■ **Your task**
Transcribe the data that follows precisely, omitting nothing.

───── Supplied data

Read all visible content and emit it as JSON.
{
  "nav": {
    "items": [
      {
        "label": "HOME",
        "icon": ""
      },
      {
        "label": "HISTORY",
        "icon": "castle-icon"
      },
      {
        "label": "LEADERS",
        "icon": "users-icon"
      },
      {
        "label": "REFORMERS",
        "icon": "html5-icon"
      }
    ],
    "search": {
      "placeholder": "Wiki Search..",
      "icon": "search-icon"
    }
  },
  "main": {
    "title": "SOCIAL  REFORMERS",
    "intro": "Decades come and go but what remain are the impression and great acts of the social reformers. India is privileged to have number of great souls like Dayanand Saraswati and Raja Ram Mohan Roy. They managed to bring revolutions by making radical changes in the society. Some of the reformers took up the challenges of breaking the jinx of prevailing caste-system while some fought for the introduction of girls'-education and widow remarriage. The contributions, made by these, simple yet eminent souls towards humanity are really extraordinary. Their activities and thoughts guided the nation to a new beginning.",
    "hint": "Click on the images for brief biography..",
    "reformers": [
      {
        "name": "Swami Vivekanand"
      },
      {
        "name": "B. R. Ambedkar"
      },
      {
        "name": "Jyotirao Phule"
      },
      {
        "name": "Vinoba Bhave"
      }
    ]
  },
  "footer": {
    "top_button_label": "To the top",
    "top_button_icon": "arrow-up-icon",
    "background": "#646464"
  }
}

──────────

■ **Solution for this task**
Read all visible content and emit it as JSON.
{
  "nav": {
    "items": [
      {
        "label": "HOME",
        "icon": ""
      },
      {
        "label": "HISTORY",
        "icon": "castle-icon"
      },
      {
        "label": "LEADERS",
        "icon": "users-icon"
      },
      {
        "label": "REFORMERS",
        "icon": "html5-icon"
      }
    ],
    "search": {
      "placeholder": "Wiki Search..",
      "icon": "search-icon"
    }
  },
  "main": {
    "title": "SOCIAL  REFORMERS",
    "intro": "Decades come and go but what remain are the impression and great acts of the social reformers. India is privileged to have number of great souls like Dayanand Saraswati and Raja Ram Mohan Roy. They managed to bring revolutions by making radical changes in the society. Some of the reformers took up the challenges of breaking the jinx of prevailing caste-system while some fought for the introduction of girls'-education and widow remarriage. The contributions, made by these, simple yet eminent souls towards humanity are really extraordinary. Their activities and thoughts guided the nation to a new beginning.",
    "hint": "Click on the images for brief biography..",
    "reformers": [
      {
        "name": "Swami Vivekanand"
      },
      {
        "name": "B. R. Ambedkar"
      },
      {
        "name": "Jyotirao Phule"
      },
      {
        "name": "Vinoba Bhave"
      }
    ]
  },
  "footer": {
    "top_button_label": "To the top",
    "top_button_icon": "arrow-up-icon",
    "background": "#646464"
  }
}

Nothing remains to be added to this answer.